Transcribe the records below exactly as they appear.

________

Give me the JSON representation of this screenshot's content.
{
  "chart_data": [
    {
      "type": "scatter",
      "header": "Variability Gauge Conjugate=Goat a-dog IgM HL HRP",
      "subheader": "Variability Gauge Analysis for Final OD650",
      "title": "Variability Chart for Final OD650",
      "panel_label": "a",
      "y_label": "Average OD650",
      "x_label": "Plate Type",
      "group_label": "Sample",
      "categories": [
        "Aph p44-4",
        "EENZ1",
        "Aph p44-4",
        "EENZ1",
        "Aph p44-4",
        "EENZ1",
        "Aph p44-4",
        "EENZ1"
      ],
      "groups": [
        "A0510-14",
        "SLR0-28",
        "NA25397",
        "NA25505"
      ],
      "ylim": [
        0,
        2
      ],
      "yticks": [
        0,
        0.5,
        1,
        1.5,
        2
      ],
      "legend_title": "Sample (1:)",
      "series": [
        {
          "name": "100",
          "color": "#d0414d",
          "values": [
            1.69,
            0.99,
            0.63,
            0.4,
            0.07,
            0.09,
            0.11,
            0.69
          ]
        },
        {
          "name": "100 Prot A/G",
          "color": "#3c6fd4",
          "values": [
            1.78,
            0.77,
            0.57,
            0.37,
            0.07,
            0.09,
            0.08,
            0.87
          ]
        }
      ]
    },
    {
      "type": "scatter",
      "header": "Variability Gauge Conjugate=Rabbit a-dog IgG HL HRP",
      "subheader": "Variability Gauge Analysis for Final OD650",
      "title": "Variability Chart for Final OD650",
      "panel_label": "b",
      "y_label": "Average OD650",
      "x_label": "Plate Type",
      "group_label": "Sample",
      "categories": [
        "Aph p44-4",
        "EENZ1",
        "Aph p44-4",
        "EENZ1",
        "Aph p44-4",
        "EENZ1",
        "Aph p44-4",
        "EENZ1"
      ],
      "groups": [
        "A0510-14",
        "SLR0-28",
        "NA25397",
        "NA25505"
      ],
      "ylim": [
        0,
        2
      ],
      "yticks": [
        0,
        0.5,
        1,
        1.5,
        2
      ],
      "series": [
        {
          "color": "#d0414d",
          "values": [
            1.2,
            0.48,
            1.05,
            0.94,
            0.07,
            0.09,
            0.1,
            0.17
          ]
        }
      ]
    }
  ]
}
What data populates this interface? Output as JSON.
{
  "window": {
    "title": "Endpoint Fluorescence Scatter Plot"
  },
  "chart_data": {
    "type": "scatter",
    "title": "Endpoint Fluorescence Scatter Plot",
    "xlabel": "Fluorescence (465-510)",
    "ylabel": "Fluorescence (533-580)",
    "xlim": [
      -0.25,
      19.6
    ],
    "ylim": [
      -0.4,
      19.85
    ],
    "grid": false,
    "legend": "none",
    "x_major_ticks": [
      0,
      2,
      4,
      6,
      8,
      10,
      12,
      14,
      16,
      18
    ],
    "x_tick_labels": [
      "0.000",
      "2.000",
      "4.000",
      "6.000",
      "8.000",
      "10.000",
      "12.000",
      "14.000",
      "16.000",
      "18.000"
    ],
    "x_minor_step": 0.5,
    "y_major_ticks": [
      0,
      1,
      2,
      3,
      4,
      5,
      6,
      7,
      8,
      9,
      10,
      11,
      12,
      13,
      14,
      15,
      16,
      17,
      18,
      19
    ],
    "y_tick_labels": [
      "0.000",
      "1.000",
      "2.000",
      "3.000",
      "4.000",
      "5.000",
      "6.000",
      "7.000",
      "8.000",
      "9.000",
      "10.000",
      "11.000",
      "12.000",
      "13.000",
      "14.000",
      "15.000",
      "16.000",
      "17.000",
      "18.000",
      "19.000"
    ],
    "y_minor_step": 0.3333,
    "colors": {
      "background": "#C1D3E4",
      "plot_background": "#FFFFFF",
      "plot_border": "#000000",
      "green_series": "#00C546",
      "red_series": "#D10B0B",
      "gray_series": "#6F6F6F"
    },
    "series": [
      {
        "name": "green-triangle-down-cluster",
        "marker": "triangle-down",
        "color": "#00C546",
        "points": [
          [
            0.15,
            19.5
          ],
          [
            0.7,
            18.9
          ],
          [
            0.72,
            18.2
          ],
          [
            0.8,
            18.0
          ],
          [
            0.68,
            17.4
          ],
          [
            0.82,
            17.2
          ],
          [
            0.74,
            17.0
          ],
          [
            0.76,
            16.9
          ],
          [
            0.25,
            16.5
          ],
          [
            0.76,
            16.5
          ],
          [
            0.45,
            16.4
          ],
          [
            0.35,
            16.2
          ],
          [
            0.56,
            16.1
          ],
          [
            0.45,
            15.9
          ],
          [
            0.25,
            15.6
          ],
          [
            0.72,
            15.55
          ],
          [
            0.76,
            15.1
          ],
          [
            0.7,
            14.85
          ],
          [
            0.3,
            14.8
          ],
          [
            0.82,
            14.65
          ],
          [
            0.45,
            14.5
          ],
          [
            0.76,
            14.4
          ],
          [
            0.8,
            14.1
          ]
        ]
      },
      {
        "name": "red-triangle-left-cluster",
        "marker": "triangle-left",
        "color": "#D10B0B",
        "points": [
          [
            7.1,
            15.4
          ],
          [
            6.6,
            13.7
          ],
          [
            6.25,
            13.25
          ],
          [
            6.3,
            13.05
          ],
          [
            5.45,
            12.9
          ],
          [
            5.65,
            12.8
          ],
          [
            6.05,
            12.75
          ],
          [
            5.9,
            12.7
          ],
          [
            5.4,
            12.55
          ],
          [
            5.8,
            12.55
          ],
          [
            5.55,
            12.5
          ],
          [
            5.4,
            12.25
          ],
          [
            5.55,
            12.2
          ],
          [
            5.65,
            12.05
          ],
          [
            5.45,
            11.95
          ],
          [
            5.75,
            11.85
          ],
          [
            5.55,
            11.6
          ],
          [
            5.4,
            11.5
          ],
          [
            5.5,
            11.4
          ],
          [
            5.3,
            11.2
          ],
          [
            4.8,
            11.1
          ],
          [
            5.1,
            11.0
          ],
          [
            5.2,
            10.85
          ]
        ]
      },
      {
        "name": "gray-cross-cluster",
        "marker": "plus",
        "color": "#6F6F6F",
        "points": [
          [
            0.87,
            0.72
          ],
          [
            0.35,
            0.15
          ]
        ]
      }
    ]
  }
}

________

== Result for this exercise ==
Give me the JSON representation of this screenshot's content.
{
  "chart_data": [
    {
      "type": "scatter",
      "header": "Variability Gauge Conjugate=Goat a-dog IgM HL HRP",
      "subheader": "Variability Gauge Analysis for Final OD650",
      "title": "Variability Chart for Final OD650",
      "panel_label": "a",
      "y_label": "Average OD650",
      "x_label": "Plate Type",
      "group_label": "Sample",
      "categories": [
        "Aph p44-4",
        "EENZ1",
        "Aph p44-4",
        "EENZ1",
        "Aph p44-4",
        "EENZ1",
        "Aph p44-4",
        "EENZ1"
      ],
      "groups": [
        "A0510-14",
        "SLR0-28",
        "NA25397",
        "NA25505"
      ],
      "ylim": [
        0,
        2
      ],
      "yticks": [
        0,
        0.5,
        1,
        1.5,
        2
      ],
      "legend_title": "Sample (1:)",
      "series": [
        {
          "name": "100",
          "color": "#d0414d",
          "values": [
            1.69,
            0.99,
            0.63,
            0.4,
            0.07,
            0.09,
            0.11,
            0.69
          ]
        },
        {
          "name": "100 Prot A/G",
          "color": "#3c6fd4",
          "values": [
            1.78,
            0.77,
            0.57,
            0.37,
            0.07,
            0.09,
            0.08,
            0.87
          ]
        }
      ]
    },
    {
      "type": "scatter",
      "header": "Variability Gauge Conjugate=Rabbit a-dog IgG HL HRP",
      "subheader": "Variability Gauge Analysis for Final OD650",
      "title": "Variability Chart for Final OD650",
      "panel_label": "b",
      "y_label": "Average OD650",
      "x_label": "Plate Type",
      "group_label": "Sample",
      "categories": [
        "Aph p44-4",
        "EENZ1",
        "Aph p44-4",
        "EENZ1",
        "Aph p44-4",
        "EENZ1",
        "Aph p44-4",
        "EENZ1"
      ],
      "groups": [
        "A0510-14",
        "SLR0-28",
        "NA25397",
        "NA25505"
      ],
      "ylim": [
        0,
        2
      ],
      "yticks": [
        0,
        0.5,
        1,
        1.5,
        2
      ],
      "series": [
        {
          "color": "#d0414d",
          "values": [
            1.2,
            0.48,
            1.05,
            0.94,
            0.07,
            0.09,
            0.1,
            0.17
          ]
        }
      ]
    }
  ]
}
What data populates this interface? Output as JSON.
{
  "window": {
    "title": "Endpoint Fluorescence Scatter Plot"
  },
  "chart_data": {
    "type": "scatter",
    "title": "Endpoint Fluorescence Scatter Plot",
    "xlabel": "Fluorescence (465-510)",
    "ylabel": "Fluorescence (533-580)",
    "xlim": [
      -0.25,
      19.6
    ],
    "ylim": [
      -0.4,
      19.85
    ],
    "grid": false,
    "legend": "none",
    "x_major_ticks": [
      0,
      2,
      4,
      6,
      8,
      10,
      12,
      14,
      16,
      18
    ],
    "x_tick_labels": [
      "0.000",
      "2.000",
      "4.000",
      "6.000",
      "8.000",
      "10.000",
      "12.000",
      "14.000",
      "16.000",
      "18.000"
    ],
    "x_minor_step": 0.5,
    "y_major_ticks": [
      0,
      1,
      2,
      3,
      4,
      5,
      6,
      7,
      8,
      9,
      10,
      11,
      12,
      13,
      14,
      15,
      16,
      17,
      18,
      19
    ],
    "y_tick_labels": [
      "0.000",
      "1.000",
      "2.000",
      "3.000",
      "4.000",
      "5.000",
      "6.000",
      "7.000",
      "8.000",
      "9.000",
      "10.000",
      "11.000",
      "12.000",
      "13.000",
      "14.000",
      "15.000",
      "16.000",
      "17.000",
      "18.000",
      "19.000"
    ],
    "y_minor_step": 0.3333,
    "colors": {
      "background": "#C1D3E4",
      "plot_background": "#FFFFFF",
      "plot_border": "#000000",
      "green_series": "#00C546",
      "red_series": "#D10B0B",
      "gray_series": "#6F6F6F"
    },
    "series": [
      {
        "name": "green-triangle-down-cluster",
        "marker": "triangle-down",
        "color": "#00C546",
        "points": [
          [
            0.15,
            19.5
          ],
          [
            0.7,
            18.9
          ],
          [
            0.72,
            18.2
          ],
          [
            0.8,
            18.0
          ],
          [
            0.68,
            17.4
          ],
          [
            0.82,
            17.2
          ],
          [
            0.74,
            17.0
          ],
          [
            0.76,
            16.9
          ],
          [
            0.25,
            16.5
          ],
          [
            0.76,
            16.5
          ],
          [
            0.45,
            16.4
          ],
          [
            0.35,
            16.2
          ],
          [
            0.56,
            16.1
          ],
          [
            0.45,
            15.9
          ],
          [
            0.25,
            15.6
          ],
          [
            0.72,
            15.55
          ],
          [
            0.76,
            15.1
          ],
          [
            0.7,
            14.85
          ],
          [
            0.3,
            14.8
          ],
          [
            0.82,
            14.65
          ],
          [
            0.45,
            14.5
          ],
          [
            0.76,
            14.4
          ],
          [
            0.8,
            14.1
          ]
        ]
      },
      {
        "name": "red-triangle-left-cluster",
        "marker": "triangle-left",
        "color": "#D10B0B",
        "points": [
          [
            7.1,
            15.4
          ],
          [
            6.6,
            13.7
          ],
          [
            6.25,
            13.25
          ],
          [
            6.3,
            13.05
          ],
          [
            5.45,
            12.9
          ],
          [
            5.65,
            12.8
          ],
          [
            6.05,
            12.75
          ],
          [
            5.9,
            12.7
          ],
          [
            5.4,
            12.55
          ],
          [
            5.8,
            12.55
          ],
          [
            5.55,
            12.5
          ],
          [
            5.4,
            12.25
          ],
          [
            5.55,
            12.2
          ],
          [
            5.65,
            12.05
          ],
          [
            5.45,
            11.95
          ],
          [
            5.75,
            11.85
          ],
          [
            5.55,
            11.6
          ],
          [
            5.4,
            11.5
          ],
          [
            5.5,
            11.4
          ],
          [
            5.3,
            11.2
          ],
          [
            4.8,
            11.1
          ],
          [
            5.1,
            11.0
          ],
          [
            5.2,
            10.85
          ]
        ]
      },
      {
        "name": "gray-cross-cluster",
        "marker": "plus",
        "color": "#6F6F6F",
        "points": [
          [
            0.87,
            0.72
          ],
          [
            0.35,
            0.15
          ]
        ]
      }
    ]
  }
}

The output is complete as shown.